TASK TO CARRY OUT:
What do the lines from the one containing "What data populates" through the end of the entries say? Quote them exactly, and only them.

★ ★ ★

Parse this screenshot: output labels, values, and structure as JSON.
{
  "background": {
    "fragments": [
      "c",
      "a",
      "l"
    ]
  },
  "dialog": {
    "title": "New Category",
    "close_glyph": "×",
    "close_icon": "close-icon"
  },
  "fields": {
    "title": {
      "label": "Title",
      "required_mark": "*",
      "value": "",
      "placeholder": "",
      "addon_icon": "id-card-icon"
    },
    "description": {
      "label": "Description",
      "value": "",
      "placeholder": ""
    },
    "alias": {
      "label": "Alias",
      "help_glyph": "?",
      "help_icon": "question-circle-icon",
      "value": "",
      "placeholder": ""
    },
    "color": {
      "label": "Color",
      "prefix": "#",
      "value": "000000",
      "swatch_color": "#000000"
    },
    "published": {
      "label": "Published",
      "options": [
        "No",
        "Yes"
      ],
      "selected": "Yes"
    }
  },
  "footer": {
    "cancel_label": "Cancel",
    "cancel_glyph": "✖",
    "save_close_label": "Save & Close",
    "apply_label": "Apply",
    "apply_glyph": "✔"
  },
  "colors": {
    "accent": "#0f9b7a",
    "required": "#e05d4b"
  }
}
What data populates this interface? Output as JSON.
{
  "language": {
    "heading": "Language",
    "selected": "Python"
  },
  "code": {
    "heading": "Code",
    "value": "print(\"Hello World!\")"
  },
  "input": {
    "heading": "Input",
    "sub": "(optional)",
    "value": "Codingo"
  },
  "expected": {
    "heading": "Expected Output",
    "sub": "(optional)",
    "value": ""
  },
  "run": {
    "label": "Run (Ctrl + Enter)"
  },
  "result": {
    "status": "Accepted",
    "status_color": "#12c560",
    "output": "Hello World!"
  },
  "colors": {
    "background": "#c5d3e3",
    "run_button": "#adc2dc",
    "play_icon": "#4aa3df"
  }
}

★ ★ ★

OUTPUT BELOW:
What data populates this interface? Output as JSON.
{
  "language": {
    "heading": "Language",
    "selected": "Python"
  },
  "code": {
    "heading": "Code",
    "value": "print(\"Hello World!\")"
  },
  "input": {
    "heading": "Input",
    "sub": "(optional)",
    "value": "Codingo"
  },
  "expected": {
    "heading": "Expected Output",
    "sub": "(optional)",
    "value": ""
  },
  "run": {
    "label": "Run (Ctrl + Enter)"
  },
  "result": {
    "status": "Accepted",
    "status_color": "#12c560",
    "output": "Hello World!"
  },
  "colors": {
    "background": "#c5d3e3",
    "run_button": "#adc2dc",
    "play_icon": "#4aa3df"
  }
}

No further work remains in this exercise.